Arrange the lines of all the rows below as a numbered list, omitting blank lines. Leave the pictures out of the answer.

-- BEGIN EXTRACTED INFORMATION --

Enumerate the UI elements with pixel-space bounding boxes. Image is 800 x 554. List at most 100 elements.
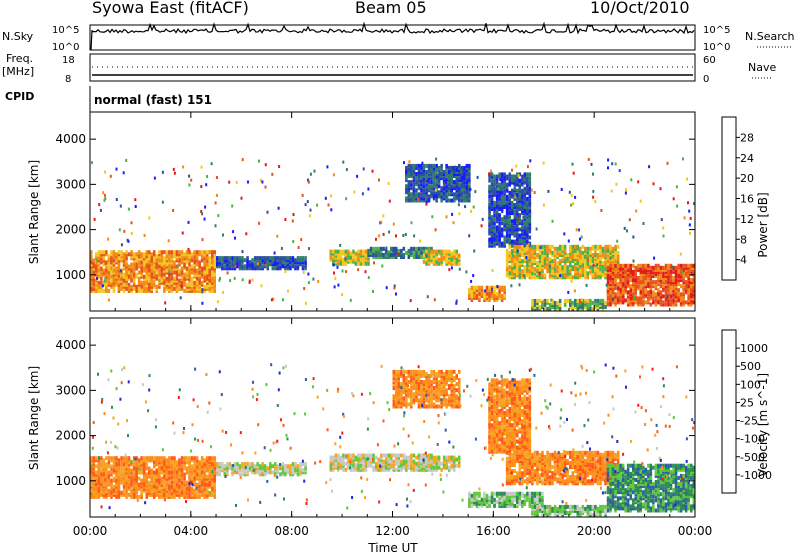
- heatmap-cell: [137, 254, 141, 259]
- heatmap-cell: [336, 265, 339, 269]
- heatmap-cell: [508, 225, 511, 230]
- heatmap-cell: [619, 290, 622, 295]
- heatmap-cell: [567, 290, 570, 294]
- heatmap-cell: [395, 455, 398, 460]
- heatmap-cell: [203, 462, 206, 467]
- heatmap-cell: [256, 264, 259, 269]
- heatmap-cell: [505, 248, 509, 253]
- heatmap-cell: [342, 457, 345, 462]
- heatmap-cell: [110, 480, 113, 485]
- heatmap-cell: [180, 280, 184, 285]
- heatmap-cell: [425, 261, 428, 266]
- heatmap-cell: [201, 288, 204, 292]
- heatmap-cell: [354, 251, 358, 256]
- heatmap-cell: [274, 462, 277, 467]
- heatmap-cell: [647, 296, 650, 301]
- heatmap-cell: [692, 278, 695, 283]
- heatmap-cell: [488, 227, 491, 232]
- heatmap-cell: [291, 258, 295, 263]
- heatmap-cell: [352, 455, 355, 460]
- heatmap-cell: [503, 491, 506, 496]
- heatmap-cell: [626, 263, 630, 268]
- heatmap-cell: [246, 468, 249, 473]
- heatmap-cell: [523, 237, 527, 242]
- heatmap-cell: [571, 265, 574, 270]
- heatmap-cell: [498, 174, 501, 179]
- heatmap-cell: [313, 169, 316, 173]
- heatmap-cell: [553, 267, 557, 272]
- heatmap-cell: [206, 252, 209, 257]
- heatmap-cell: [150, 484, 153, 489]
- heatmap-cell: [440, 261, 443, 266]
- heatmap-cell: [624, 191, 627, 195]
- heatmap-cell: [632, 274, 635, 278]
- heatmap-cell: [495, 499, 499, 504]
- heatmap-cell: [158, 264, 161, 269]
- colorbar-tick-label: 24: [740, 152, 754, 165]
- heatmap-cell: [170, 460, 174, 465]
- heatmap-cell: [626, 280, 630, 285]
- heatmap-cell: [448, 182, 451, 187]
- beam-title: Beam 05: [355, 0, 427, 17]
- heatmap-cell: [571, 305, 574, 309]
- heatmap-cell: [153, 250, 156, 255]
- heatmap-cell: [649, 302, 653, 307]
- heatmap-cell: [503, 178, 506, 183]
- heatmap-cell: [105, 462, 108, 467]
- heatmap-cell: [518, 178, 521, 183]
- heatmap-cell: [296, 472, 300, 477]
- heatmap-cell: [579, 237, 581, 241]
- heatmap-cell: [125, 484, 128, 489]
- nsky-panel-frame: [89, 24, 696, 51]
- heatmap-cell: [642, 292, 645, 297]
- heatmap-cell: [126, 238, 129, 242]
- heatmap-cell: [187, 220, 190, 224]
- heatmap-cell: [445, 178, 448, 183]
- heatmap-cell: [219, 277, 221, 280]
- heatmap-cell: [624, 290, 627, 295]
- heatmap-cell: [601, 271, 605, 276]
- heatmap-cell: [173, 262, 176, 267]
- heatmap-cell: [442, 249, 446, 254]
- heatmap-cell: [677, 269, 680, 274]
- heatmap-cell: [112, 484, 116, 489]
- heatmap-cell: [647, 278, 650, 283]
- heatmap-cell: [674, 284, 678, 289]
- heatmap-cell: [526, 225, 529, 230]
- heatmap-cell: [523, 274, 526, 278]
- heatmap-cell: [551, 305, 554, 309]
- heatmap-cell: [150, 262, 153, 267]
- heatmap-cell: [430, 249, 433, 254]
- heatmap-cell: [508, 244, 511, 249]
- heatmap-cell: [427, 194, 431, 199]
- heatmap-cell: [344, 467, 348, 472]
- heatmap-cell: [624, 284, 627, 289]
- heatmap-cell: [223, 258, 227, 263]
- heatmap-cell: [266, 258, 269, 263]
- heatmap-cell: [485, 298, 489, 302]
- heatmap-cell: [432, 465, 436, 470]
- heatmap-cell: [662, 284, 665, 289]
- heatmap-cell: [266, 262, 269, 267]
- heatmap-cell: [304, 470, 307, 475]
- heatmap-cell: [105, 286, 108, 291]
- heatmap-cell: [647, 284, 650, 289]
- heatmap-cell: [362, 455, 365, 460]
- heatmap-cell: [584, 269, 587, 274]
- heatmap-cell: [231, 204, 234, 208]
- heatmap-cell: [637, 263, 640, 268]
- heatmap-cell: [160, 280, 164, 285]
- heatmap-cell: [110, 458, 113, 463]
- heatmap-cell: [563, 232, 566, 236]
- heatmap-cell: [195, 268, 199, 273]
- heatmap-cell: [117, 252, 121, 257]
- heatmap-cell: [682, 274, 685, 278]
- heatmap-cell: [472, 205, 475, 209]
- heatmap-cell: [584, 271, 587, 276]
- heatmap-cell: [382, 214, 385, 218]
- heatmap-cell: [674, 290, 678, 295]
- heatmap-cell: [440, 194, 443, 199]
- heatmap-cell: [574, 302, 577, 307]
- heatmap-cell: [271, 172, 274, 176]
- heatmap-cell: [599, 305, 602, 309]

-- END EXTRACTED INFORMATION --

__WRITTEN SOLUTION__
1. Enumerate the UI elements with pixel-space bounding boxes. Image is 800 x 554. List at most 100 elements.
2. - heatmap-cell: [137, 254, 141, 259]
3. - heatmap-cell: [336, 265, 339, 269]
4. - heatmap-cell: [508, 225, 511, 230]
5. - heatmap-cell: [619, 290, 622, 295]
6. - heatmap-cell: [567, 290, 570, 294]
7. - heatmap-cell: [395, 455, 398, 460]
8. - heatmap-cell: [203, 462, 206, 467]
9. - heatmap-cell: [256, 264, 259, 269]
10. - heatmap-cell: [505, 248, 509, 253]
11. - heatmap-cell: [342, 457, 345, 462]
12. - heatmap-cell: [110, 480, 113, 485]
13. - heatmap-cell: [180, 280, 184, 285]
14. - heatmap-cell: [425, 261, 428, 266]
15. - heatmap-cell: [201, 288, 204, 292]
16. - heatmap-cell: [354, 251, 358, 256]
17. - heatmap-cell: [274, 462, 277, 467]
18. - heatmap-cell: [647, 296, 650, 301]
19. - heatmap-cell: [692, 278, 695, 283]
20. - heatmap-cell: [488, 227, 491, 232]
21. - heatmap-cell: [291, 258, 295, 263]
22. - heatmap-cell: [352, 455, 355, 460]
23. - heatmap-cell: [503, 491, 506, 496]
24. - heatmap-cell: [626, 263, 630, 268]
25. - heatmap-cell: [246, 468, 249, 473]
26. - heatmap-cell: [523, 237, 527, 242]
27. - heatmap-cell: [571, 265, 574, 270]
28. - heatmap-cell: [498, 174, 501, 179]
29. - heatmap-cell: [313, 169, 316, 173]
30. - heatmap-cell: [553, 267, 557, 272]
31. - heatmap-cell: [206, 252, 209, 257]
32. - heatmap-cell: [150, 484, 153, 489]
33. - heatmap-cell: [440, 261, 443, 266]
34. - heatmap-cell: [624, 191, 627, 195]
35. - heatmap-cell: [632, 274, 635, 278]
36. - heatmap-cell: [495, 499, 499, 504]
37. - heatmap-cell: [158, 264, 161, 269]
38. - colorbar-tick-label: 24: [740, 152, 754, 165]
39. - heatmap-cell: [170, 460, 174, 465]
40. - heatmap-cell: [626, 280, 630, 285]
41. - heatmap-cell: [448, 182, 451, 187]
42. - beam-title: Beam 05: [355, 0, 427, 17]
43. - heatmap-cell: [571, 305, 574, 309]
44. - heatmap-cell: [153, 250, 156, 255]
45. - heatmap-cell: [649, 302, 653, 307]
46. - heatmap-cell: [503, 178, 506, 183]
47. - heatmap-cell: [105, 462, 108, 467]
48. - heatmap-cell: [518, 178, 521, 183]
49. - heatmap-cell: [296, 472, 300, 477]
50. - heatmap-cell: [579, 237, 581, 241]
51. - heatmap-cell: [125, 484, 128, 489]
52. - nsky-panel-frame: [89, 24, 696, 51]
53. - heatmap-cell: [642, 292, 645, 297]
54. - heatmap-cell: [126, 238, 129, 242]
55. - heatmap-cell: [187, 220, 190, 224]
56. - heatmap-cell: [445, 178, 448, 183]
57. - heatmap-cell: [219, 277, 221, 280]
58. - heatmap-cell: [624, 290, 627, 295]
59. - heatmap-cell: [601, 271, 605, 276]
60. - heatmap-cell: [173, 262, 176, 267]
61. - heatmap-cell: [442, 249, 446, 254]
62. - heatmap-cell: [677, 269, 680, 274]
63. - heatmap-cell: [112, 484, 116, 489]
64. - heatmap-cell: [647, 278, 650, 283]
65. - heatmap-cell: [674, 284, 678, 289]
66. - heatmap-cell: [526, 225, 529, 230]
67. - heatmap-cell: [523, 274, 526, 278]
68. - heatmap-cell: [551, 305, 554, 309]
69. - heatmap-cell: [150, 262, 153, 267]
70. - heatmap-cell: [430, 249, 433, 254]
71. - heatmap-cell: [508, 244, 511, 249]
72. - heatmap-cell: [427, 194, 431, 199]
73. - heatmap-cell: [344, 467, 348, 472]
74. - heatmap-cell: [624, 284, 627, 289]
75. - heatmap-cell: [223, 258, 227, 263]
76. - heatmap-cell: [266, 258, 269, 263]
77. - heatmap-cell: [485, 298, 489, 302]
78. - heatmap-cell: [432, 465, 436, 470]
79. - heatmap-cell: [662, 284, 665, 289]
80. - heatmap-cell: [266, 262, 269, 267]
81. - heatmap-cell: [304, 470, 307, 475]
82. - heatmap-cell: [105, 286, 108, 291]
83. - heatmap-cell: [647, 284, 650, 289]
84. - heatmap-cell: [362, 455, 365, 460]
85. - heatmap-cell: [584, 269, 587, 274]
86. - heatmap-cell: [231, 204, 234, 208]
87. - heatmap-cell: [637, 263, 640, 268]
88. - heatmap-cell: [160, 280, 164, 285]
89. - heatmap-cell: [110, 458, 113, 463]
90. - heatmap-cell: [563, 232, 566, 236]
91. - heatmap-cell: [195, 268, 199, 273]
92. - heatmap-cell: [117, 252, 121, 257]
93. - heatmap-cell: [682, 274, 685, 278]
94. - heatmap-cell: [472, 205, 475, 209]
95. - heatmap-cell: [584, 271, 587, 276]
96. - heatmap-cell: [382, 214, 385, 218]
97. - heatmap-cell: [674, 290, 678, 295]
98. - heatmap-cell: [440, 194, 443, 199]
99. - heatmap-cell: [574, 302, 577, 307]
100. - heatmap-cell: [271, 172, 274, 176]
101. - heatmap-cell: [599, 305, 602, 309]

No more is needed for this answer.